The problem
Copy the records below exactly as they appear.

(Saved data entries)
****************************************

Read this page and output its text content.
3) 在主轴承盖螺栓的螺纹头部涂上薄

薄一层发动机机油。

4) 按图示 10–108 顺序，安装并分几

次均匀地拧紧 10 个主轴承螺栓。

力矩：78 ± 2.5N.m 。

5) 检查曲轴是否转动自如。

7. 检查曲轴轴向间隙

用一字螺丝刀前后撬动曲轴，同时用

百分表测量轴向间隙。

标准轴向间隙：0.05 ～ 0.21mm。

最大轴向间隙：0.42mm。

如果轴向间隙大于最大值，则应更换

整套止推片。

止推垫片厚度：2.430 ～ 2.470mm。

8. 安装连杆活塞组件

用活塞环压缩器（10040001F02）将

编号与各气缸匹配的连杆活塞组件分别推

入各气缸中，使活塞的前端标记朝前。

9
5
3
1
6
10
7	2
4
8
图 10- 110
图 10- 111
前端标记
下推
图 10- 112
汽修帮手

****************************************

Response to the exercise
Read this page and output its text content.
3) 在主轴承盖螺栓的螺纹头部涂上薄

薄一层发动机机油。

4) 按图示 10–108 顺序，安装并分几

次均匀地拧紧 10 个主轴承螺栓。

力矩：78 ± 2.5N.m 。

5) 检查曲轴是否转动自如。

7. 检查曲轴轴向间隙

用一字螺丝刀前后撬动曲轴，同时用

百分表测量轴向间隙。

标准轴向间隙：0.05 ～ 0.21mm。

最大轴向间隙：0.42mm。

如果轴向间隙大于最大值，则应更换

整套止推片。

止推垫片厚度：2.430 ～ 2.470mm。

8. 安装连杆活塞组件

用活塞环压缩器（10040001F02）将

编号与各气缸匹配的连杆活塞组件分别推

入各气缸中，使活塞的前端标记朝前。

9
5
3
1
6
10
7	2
4
8
图 10- 110
图 10- 111
前端标记
下推
图 10- 112
汽修帮手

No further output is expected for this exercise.